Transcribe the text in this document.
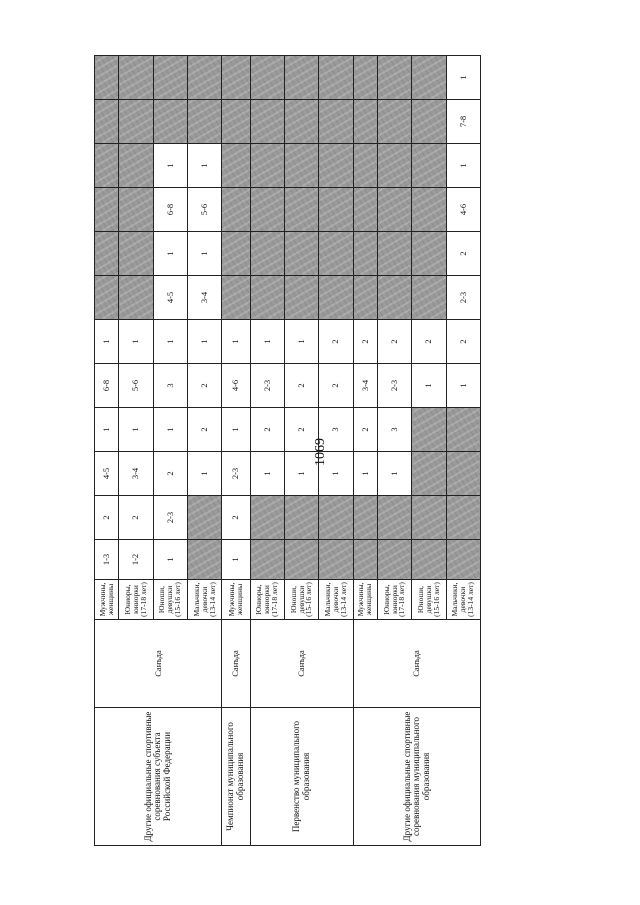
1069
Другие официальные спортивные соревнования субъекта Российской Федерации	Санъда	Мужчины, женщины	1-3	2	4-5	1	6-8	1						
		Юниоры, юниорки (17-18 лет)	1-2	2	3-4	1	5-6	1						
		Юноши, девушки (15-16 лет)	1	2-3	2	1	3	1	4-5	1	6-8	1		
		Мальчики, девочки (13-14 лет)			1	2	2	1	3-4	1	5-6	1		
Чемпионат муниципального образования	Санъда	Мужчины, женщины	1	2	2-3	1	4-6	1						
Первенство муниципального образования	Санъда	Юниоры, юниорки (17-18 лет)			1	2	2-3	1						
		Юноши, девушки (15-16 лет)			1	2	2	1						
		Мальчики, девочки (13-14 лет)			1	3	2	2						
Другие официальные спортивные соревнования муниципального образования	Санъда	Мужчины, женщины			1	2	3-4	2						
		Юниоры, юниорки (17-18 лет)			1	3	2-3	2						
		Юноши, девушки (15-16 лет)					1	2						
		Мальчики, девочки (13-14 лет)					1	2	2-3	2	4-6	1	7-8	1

**Short task:** Working from the material above, transcribe it exactly while omitting pictures.

**Exercise result:**
Transcribe the text in this document.
1069
Другие официальные спортивные соревнования субъекта Российской Федерации	Санъда	Мужчины, женщины	1-3	2	4-5	1	6-8	1						
		Юниоры, юниорки (17-18 лет)	1-2	2	3-4	1	5-6	1						
		Юноши, девушки (15-16 лет)	1	2-3	2	1	3	1	4-5	1	6-8	1		
		Мальчики, девочки (13-14 лет)			1	2	2	1	3-4	1	5-6	1		
Чемпионат муниципального образования	Санъда	Мужчины, женщины	1	2	2-3	1	4-6	1						
Первенство муниципального образования	Санъда	Юниоры, юниорки (17-18 лет)			1	2	2-3	1						
		Юноши, девушки (15-16 лет)			1	2	2	1						
		Мальчики, девочки (13-14 лет)			1	3	2	2						
Другие официальные спортивные соревнования муниципального образования	Санъда	Мужчины, женщины			1	2	3-4	2						
		Юниоры, юниорки (17-18 лет)			1	3	2-3	2						
		Юноши, девушки (15-16 лет)					1	2						
		Мальчики, девочки (13-14 лет)					1	2	2-3	2	4-6	1	7-8	1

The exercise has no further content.